=== Consigne 1 ===
Relevez tous les pays désignés par leur nom dans l'intervention du ministre.
=== Consigne 2 ===
Traduisez en anglais cette phrase de l'intervention du ministre : « Nous sommes décidés à poursuivre nos actions pour permettre une sortie politique de cette crise. »
=== Consigne 3 ===
Recopiez, s'il vous plaît, l'intervention du ministre de « Oui, la situation » à « nous ayons outre-mer. », sans rien y changer.

=== Texte de lecture ===

********

Intervention de Jean-Yves Le Drian

Commission des affaires étrangères, de la défense et des forces armées — Réunion du 27 mai 2020 à 17h05
Audition de M. Jean-Yves Le drian ministre de l'europe et des affaires étrangères : point de situation internationale en téléconférence

Jean-Yves Le Drian, ministre :

Oui, la situation nous préoccupe, et la ministre des outre-mer a évoqué la question ce matin même en Conseil des ministres. Avec Mayotte, c'est la plus grande difficulté que nous ayons outre-mer.

Au Venezuela, la crise pandémique s'ajoute à la crise politique et migratoire. Nous avons tenu hier une conférence de financement pour les réfugiés et les migrants vénézuéliens, organisée par l'Espagne, avec la contribution de la France, qui a mis en valeur la mobilisation autour de ces réfugiés, notamment dans les pays voisins, avec un appui du Haut Commissariat des Nations unies pour les réfugiés et de l'Organisation internationale pour les migrations. La situation politique ne change pas, et nous avons eu un épisode un peu compliqué avec l'opération dite « Gédéon », qui a consisté en une tentative de coup d'État pour renverser le président Maduro, apparemment organisée par un ancien marine américain. Nous sommes décidés à poursuivre nos actions pour permettre une sortie politique de cette crise. Sous la responsabilité de son Haut Représentant, l'Europe organise un groupe de contact avec plusieurs pays d'Amérique du Sud pour essayer d'aboutir à une solution politique et à des élections libres. Pour l'heure, les solutions de compromis ne sont pas très avancées.

********

Entrées conservées d'une collection:
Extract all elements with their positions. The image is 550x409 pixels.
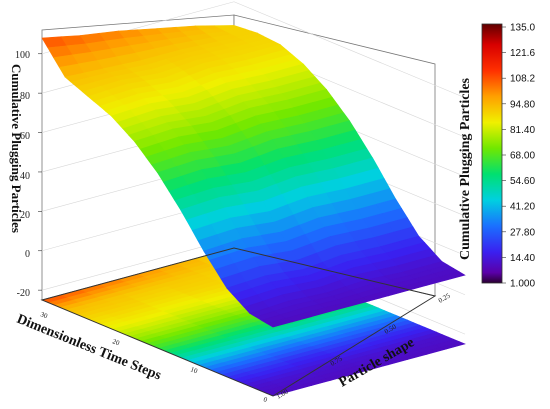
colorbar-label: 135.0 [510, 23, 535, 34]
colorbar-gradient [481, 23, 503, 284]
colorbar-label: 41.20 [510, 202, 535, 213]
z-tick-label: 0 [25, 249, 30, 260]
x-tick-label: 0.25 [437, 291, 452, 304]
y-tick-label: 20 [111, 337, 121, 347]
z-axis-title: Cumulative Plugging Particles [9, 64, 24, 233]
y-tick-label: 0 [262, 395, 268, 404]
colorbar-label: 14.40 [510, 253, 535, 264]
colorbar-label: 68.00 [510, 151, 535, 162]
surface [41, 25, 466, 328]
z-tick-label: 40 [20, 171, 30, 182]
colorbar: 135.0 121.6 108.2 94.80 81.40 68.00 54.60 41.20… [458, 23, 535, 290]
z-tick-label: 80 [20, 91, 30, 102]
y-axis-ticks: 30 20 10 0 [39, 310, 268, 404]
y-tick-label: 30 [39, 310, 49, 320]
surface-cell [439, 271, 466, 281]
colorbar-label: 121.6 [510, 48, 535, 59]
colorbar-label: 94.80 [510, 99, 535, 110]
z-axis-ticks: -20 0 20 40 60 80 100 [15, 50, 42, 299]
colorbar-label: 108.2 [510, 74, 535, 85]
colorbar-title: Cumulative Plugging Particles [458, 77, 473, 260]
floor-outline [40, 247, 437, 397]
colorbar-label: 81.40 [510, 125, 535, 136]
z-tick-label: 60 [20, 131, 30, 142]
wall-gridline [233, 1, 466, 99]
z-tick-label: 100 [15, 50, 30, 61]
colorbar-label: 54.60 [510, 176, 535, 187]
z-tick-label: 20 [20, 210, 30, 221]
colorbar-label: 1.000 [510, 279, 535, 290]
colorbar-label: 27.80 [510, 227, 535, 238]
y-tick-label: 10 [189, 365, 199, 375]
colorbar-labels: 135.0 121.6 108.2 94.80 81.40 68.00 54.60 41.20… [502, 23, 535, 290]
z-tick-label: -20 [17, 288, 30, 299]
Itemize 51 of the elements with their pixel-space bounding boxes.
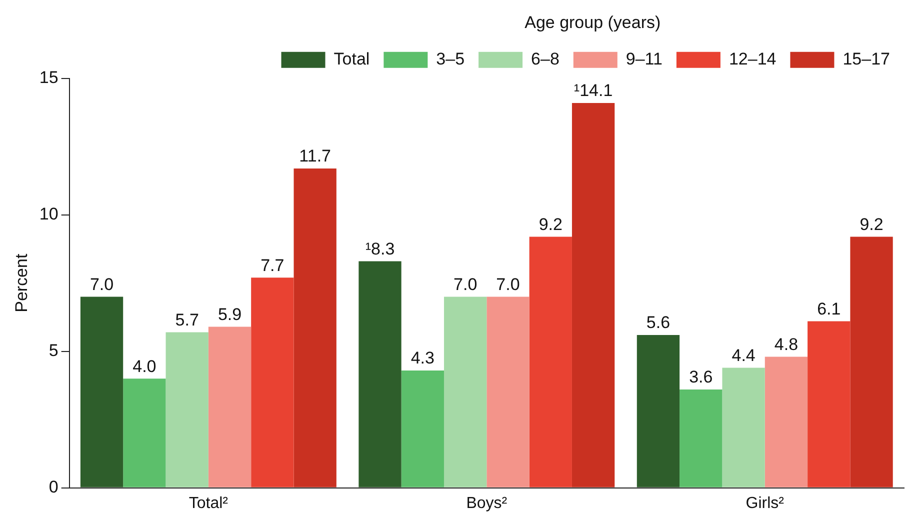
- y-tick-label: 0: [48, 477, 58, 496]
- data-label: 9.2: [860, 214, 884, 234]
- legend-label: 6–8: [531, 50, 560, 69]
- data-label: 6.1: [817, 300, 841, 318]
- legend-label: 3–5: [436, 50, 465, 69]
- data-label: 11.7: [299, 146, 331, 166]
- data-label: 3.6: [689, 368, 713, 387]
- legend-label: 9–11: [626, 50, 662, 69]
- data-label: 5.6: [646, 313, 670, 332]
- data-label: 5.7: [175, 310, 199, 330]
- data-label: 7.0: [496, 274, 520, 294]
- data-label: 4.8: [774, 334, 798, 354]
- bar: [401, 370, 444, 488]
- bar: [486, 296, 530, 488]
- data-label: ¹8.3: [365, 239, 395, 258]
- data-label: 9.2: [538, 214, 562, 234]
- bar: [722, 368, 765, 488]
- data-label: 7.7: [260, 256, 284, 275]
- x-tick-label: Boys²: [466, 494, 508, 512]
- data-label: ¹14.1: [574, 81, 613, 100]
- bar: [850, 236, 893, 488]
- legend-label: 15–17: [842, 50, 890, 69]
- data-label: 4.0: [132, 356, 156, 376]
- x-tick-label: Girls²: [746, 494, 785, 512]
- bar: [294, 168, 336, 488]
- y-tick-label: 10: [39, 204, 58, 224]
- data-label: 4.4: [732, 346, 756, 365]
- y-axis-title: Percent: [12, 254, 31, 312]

********

=== Corrigé 1 ===
Venezuela, Espagne, France

=== Corrigé 2 ===
We are determined to continue our actions to allow a political way out of this crisis.

=== Corrigé 3 ===
Oui, la situation nous préoccupe, et la ministre des outre-mer a évoqué la question ce matin même en Conseil des ministres. Avec Mayotte, c'est la plus grande difficulté que nous ayons outre-mer.